▶ Objective: Output every entry exactly as written, skipping any pictures.

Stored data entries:

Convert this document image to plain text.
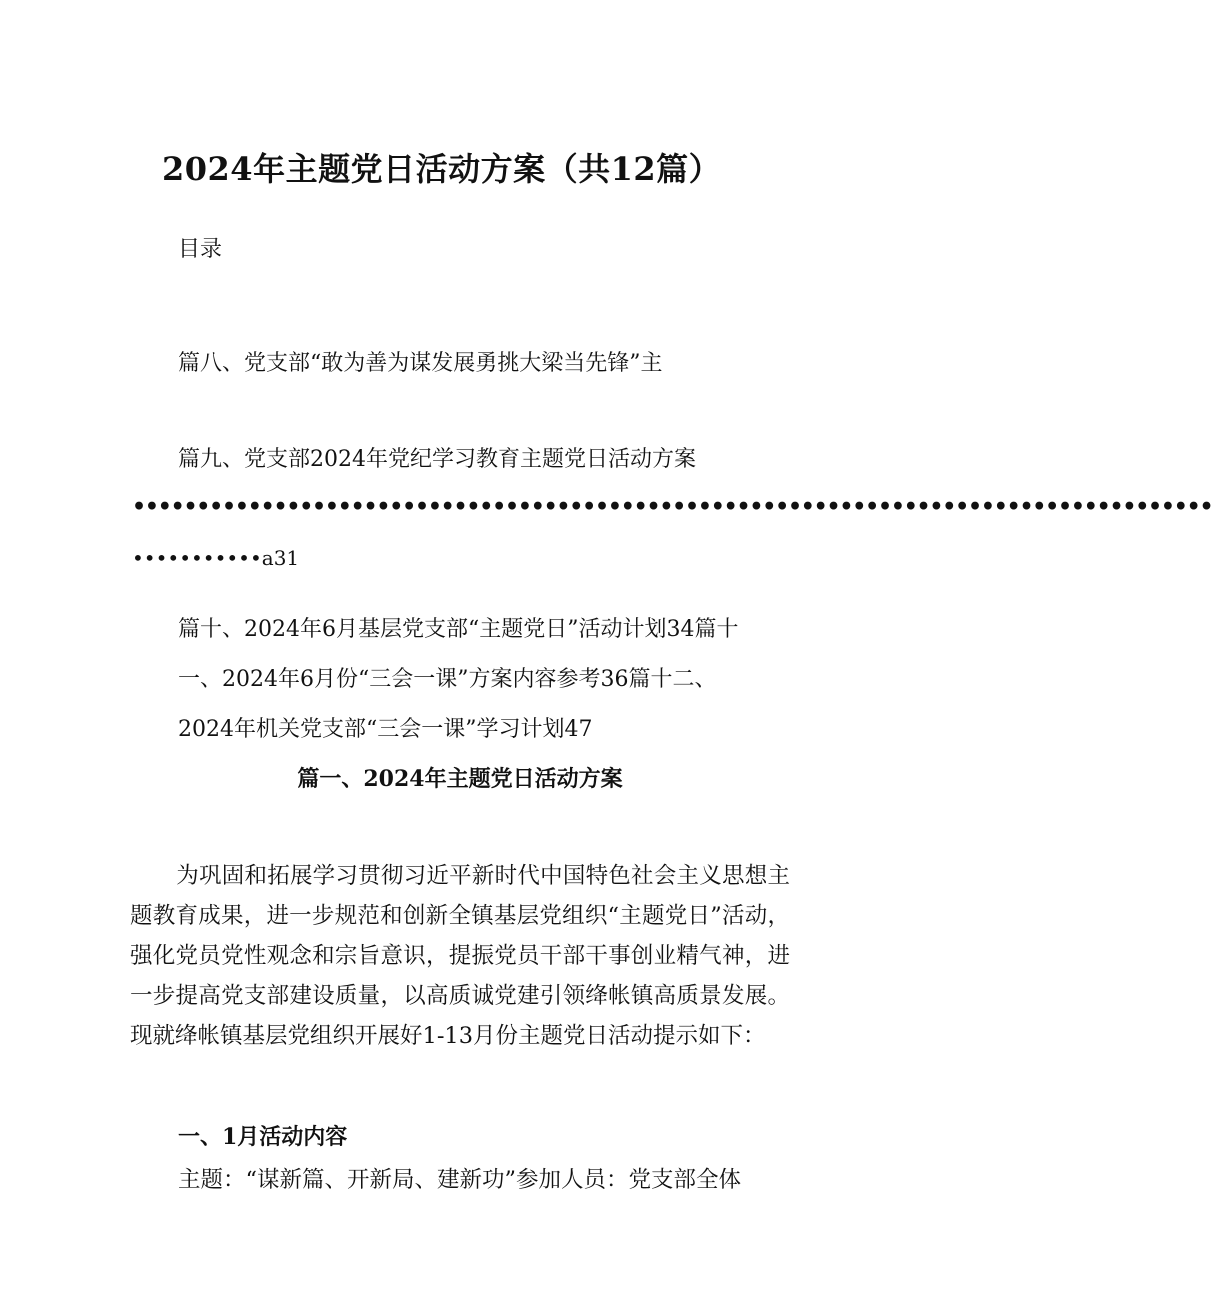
2024年主题党日活动方案（共12篇）
目录
篇八、党支部“敢为善为谋发展勇挑大梁当先锋”主
篇九、党支部2024年党纪学习教育主题党日活动方案
••••••••••••••••••••••••••••••••••••••••••••••••••••••••••••••••••••••••••••••••••••
•••••••••••a31
篇十、2024年6月基层党支部“主题党日”活动计划34篇十
一、2024年6月份“三会一课”方案内容参考36篇十二、
2024年机关党支部“三会一课”学习计划47
篇一、2024年主题党日活动方案
为巩固和拓展学习贯彻习近平新时代中国特色社会主义思想主题教育成果，进一步规范和创新全镇基层党组织“主题党日”活动，强化党员党性观念和宗旨意识，提振党员干部干事创业精气神，进一步提高党支部建设质量，以高质诚党建引领绛帐镇高质景发展。现就绛帐镇基层党组织开展好1-13月份主题党日活动提示如下：
一、1月活动内容
主题：“谋新篇、开新局、建新功”参加人员：党支部全体
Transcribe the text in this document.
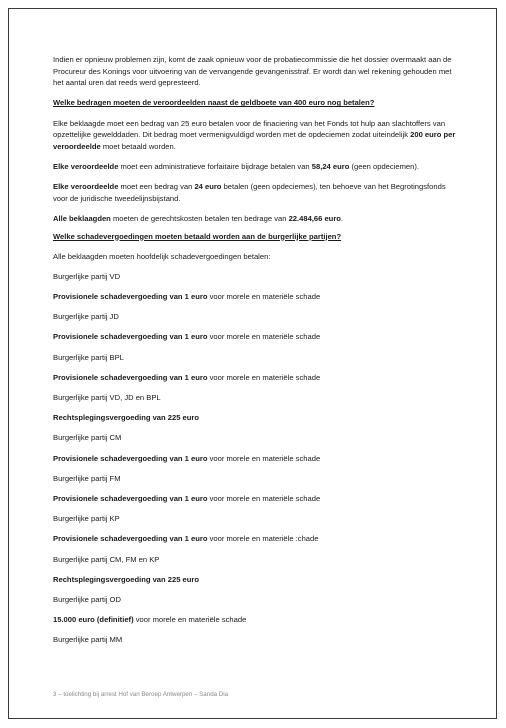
Indien er opnieuw problemen zijn, komt de zaak opnieuw voor de probatiecommissie die het dossier overmaakt aan de Procureur des Konings voor uitvoering van de vervangende gevangenisstraf. Er wordt dan wel rekening gehouden met het aantal uren dat reeds werd gepresteerd.

Welke bedragen moeten de veroordeelden naast de geldboete van 400 euro nog betalen?

Elke beklaagde moet een bedrag van 25 euro betalen voor de finaciering van het Fonds tot hulp aan slachtoffers van opzettelijke gewelddaden. Dit bedrag moet vermenigvuldigd worden met de opdeciemen zodat uiteindelijk 200 euro per veroordeelde moet betaald worden.

Elke veroordeelde moet een administratieve forfaitaire bijdrage betalen van 58,24 euro (geen opdeciemen).

Elke veroordeelde moet een bedrag van 24 euro betalen (geen opdeciemes), ten behoeve van het Begrotingsfonds voor de juridische tweedelijnsbijstand.

Alle beklaagden moeten de gerechtskosten betalen ten bedrage van 22.484,66 euro.

Welke schadevergoedingen moeten betaald worden aan de burgerlijke partijen?

Alle beklaagden moeten hoofdelijk schadevergoedingen betalen:

Burgerlijke partij VD

Provisionele schadevergoeding van 1 euro voor morele en materiële schade

Burgerlijke partij JD

Provisionele schadevergoeding van 1 euro voor morele en materiële schade

Burgerlijke partij BPL

Provisionele schadevergoeding van 1 euro voor morele en materiële schade

Burgerlijke partij VD, JD en BPL

Rechtsplegingsvergoeding van 225 euro

Burgerlijke partij CM

Provisionele schadevergoeding van 1 euro voor morele en materiële schade

Burgerlijke partij FM

Provisionele schadevergoeding van 1 euro voor morele en materiële schade

Burgerlijke partij KP

Provisionele schadevergoeding van 1 euro voor morele en materiële :chade

Burgerlijke partij CM, FM en KP

Rechtsplegingsvergoeding van 225 euro

Burgerlijke partij OD

15.000 euro (definitief) voor morele en materiële schade

Burgerlijke partij MM

3 – toelichting bij arrest Hof van Beroep Antwerpen – Sanda Dia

▶ Exercise result:
Convert this document image to plain text.
2024年主题党日活动方案（共12篇）
目录
篇八、党支部“敢为善为谋发展勇挑大梁当先锋”主
篇九、党支部2024年党纪学习教育主题党日活动方案
••••••••••••••••••••••••••••••••••••••••••••••••••••••••••••••••••••••••••••••••••••
•••••••••••a31
篇十、2024年6月基层党支部“主题党日”活动计划34篇十
一、2024年6月份“三会一课”方案内容参考36篇十二、
2024年机关党支部“三会一课”学习计划47
篇一、2024年主题党日活动方案
为巩固和拓展学习贯彻习近平新时代中国特色社会主义思想主题教育成果，进一步规范和创新全镇基层党组织“主题党日”活动，强化党员党性观念和宗旨意识，提振党员干部干事创业精气神，进一步提高党支部建设质量，以高质诚党建引领绛帐镇高质景发展。现就绛帐镇基层党组织开展好1-13月份主题党日活动提示如下：
一、1月活动内容
主题：“谋新篇、开新局、建新功”参加人员：党支部全体
Transcribe the text in this document.
Indien er opnieuw problemen zijn, komt de zaak opnieuw voor de probatiecommissie die het dossier overmaakt aan de Procureur des Konings voor uitvoering van de vervangende gevangenisstraf. Er wordt dan wel rekening gehouden met het aantal uren dat reeds werd gepresteerd.

Welke bedragen moeten de veroordeelden naast de geldboete van 400 euro nog betalen?

Elke beklaagde moet een bedrag van 25 euro betalen voor de finaciering van het Fonds tot hulp aan slachtoffers van opzettelijke gewelddaden. Dit bedrag moet vermenigvuldigd worden met de opdeciemen zodat uiteindelijk 200 euro per veroordeelde moet betaald worden.

Elke veroordeelde moet een administratieve forfaitaire bijdrage betalen van 58,24 euro (geen opdeciemen).

Elke veroordeelde moet een bedrag van 24 euro betalen (geen opdeciemes), ten behoeve van het Begrotingsfonds voor de juridische tweedelijnsbijstand.

Alle beklaagden moeten de gerechtskosten betalen ten bedrage van 22.484,66 euro.

Welke schadevergoedingen moeten betaald worden aan de burgerlijke partijen?

Alle beklaagden moeten hoofdelijk schadevergoedingen betalen:

Burgerlijke partij VD

Provisionele schadevergoeding van 1 euro voor morele en materiële schade

Burgerlijke partij JD

Provisionele schadevergoeding van 1 euro voor morele en materiële schade

Burgerlijke partij BPL

Provisionele schadevergoeding van 1 euro voor morele en materiële schade

Burgerlijke partij VD, JD en BPL

Rechtsplegingsvergoeding van 225 euro

Burgerlijke partij CM

Provisionele schadevergoeding van 1 euro voor morele en materiële schade

Burgerlijke partij FM

Provisionele schadevergoeding van 1 euro voor morele en materiële schade

Burgerlijke partij KP

Provisionele schadevergoeding van 1 euro voor morele en materiële :chade

Burgerlijke partij CM, FM en KP

Rechtsplegingsvergoeding van 225 euro

Burgerlijke partij OD

15.000 euro (definitief) voor morele en materiële schade

Burgerlijke partij MM

3 – toelichting bij arrest Hof van Beroep Antwerpen – Sanda Dia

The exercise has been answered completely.